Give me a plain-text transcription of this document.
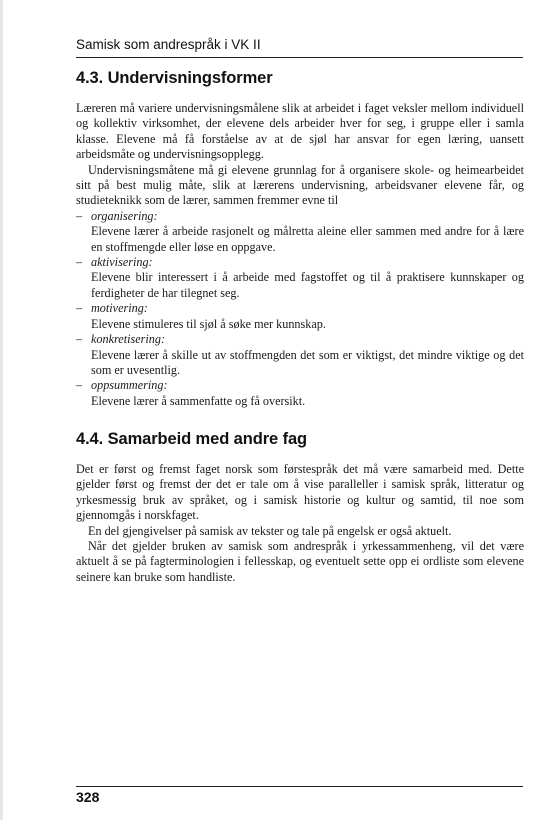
Samisk som andrespråk i VK II
4.3. Undervisningsformer

Læreren må variere undervisningsmålene slik at arbeidet i faget veksler mellom individuell og kollektiv virksomhet, der elevene dels arbeider hver for seg, i gruppe eller i samla klasse. Elevene må få forståelse av at de sjøl har ansvar for egen læring, uansett arbeidsmåte og undervisningsopplegg.

Undervisningsmåtene må gi elevene grunnlag for å organisere skole- og heimearbeidet sitt på best mulig måte, slik at lærerens undervisning, arbeidsvaner elevene får, og studieteknikk som de lærer, sammen fremmer evne til

– organisering:
Elevene lærer å arbeide rasjonelt og målretta aleine eller sammen med andre for å lære en stoffmengde eller løse en oppgave.
– aktivisering:
Elevene blir interessert i å arbeide med fagstoffet og til å praktisere kunnskaper og ferdigheter de har tilegnet seg.
– motivering:
Elevene stimuleres til sjøl å søke mer kunnskap.
– konkretisering:
Elevene lærer å skille ut av stoffmengden det som er viktigst, det mindre viktige og det som er uvesentlig.
– oppsummering:
Elevene lærer å sammenfatte og få oversikt.
4.4. Samarbeid med andre fag

Det er først og fremst faget norsk som førstespråk det må være samarbeid med. Dette gjelder først og fremst der det er tale om å vise paralleller i samisk språk, litteratur og yrkesmessig bruk av språket, og i samisk historie og kultur og samtid, til noe som gjennomgås i norskfaget.

En del gjengivelser på samisk av tekster og tale på engelsk er også aktuelt.

Når det gjelder bruken av samisk som andrespråk i yrkessammenheng, vil det være aktuelt å se på fagterminologien i fellesskap, og eventuelt sette opp ei ordliste som elevene seinere kan bruke som handliste.

328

******************************

SET TASK → Where a line in the material contains "aktuelt", copy that line.

TASK RESPONSE →
En del gjengivelser på samisk av tekster og tale på engelsk er også aktuelt.
Når det gjelder bruken av samisk som andrespråk i yrkessammenheng, vil det være aktuelt å se på fagterminologien i fellesskap, og eventuelt sette opp ei ordliste som elevene seinere kan bruke som handliste.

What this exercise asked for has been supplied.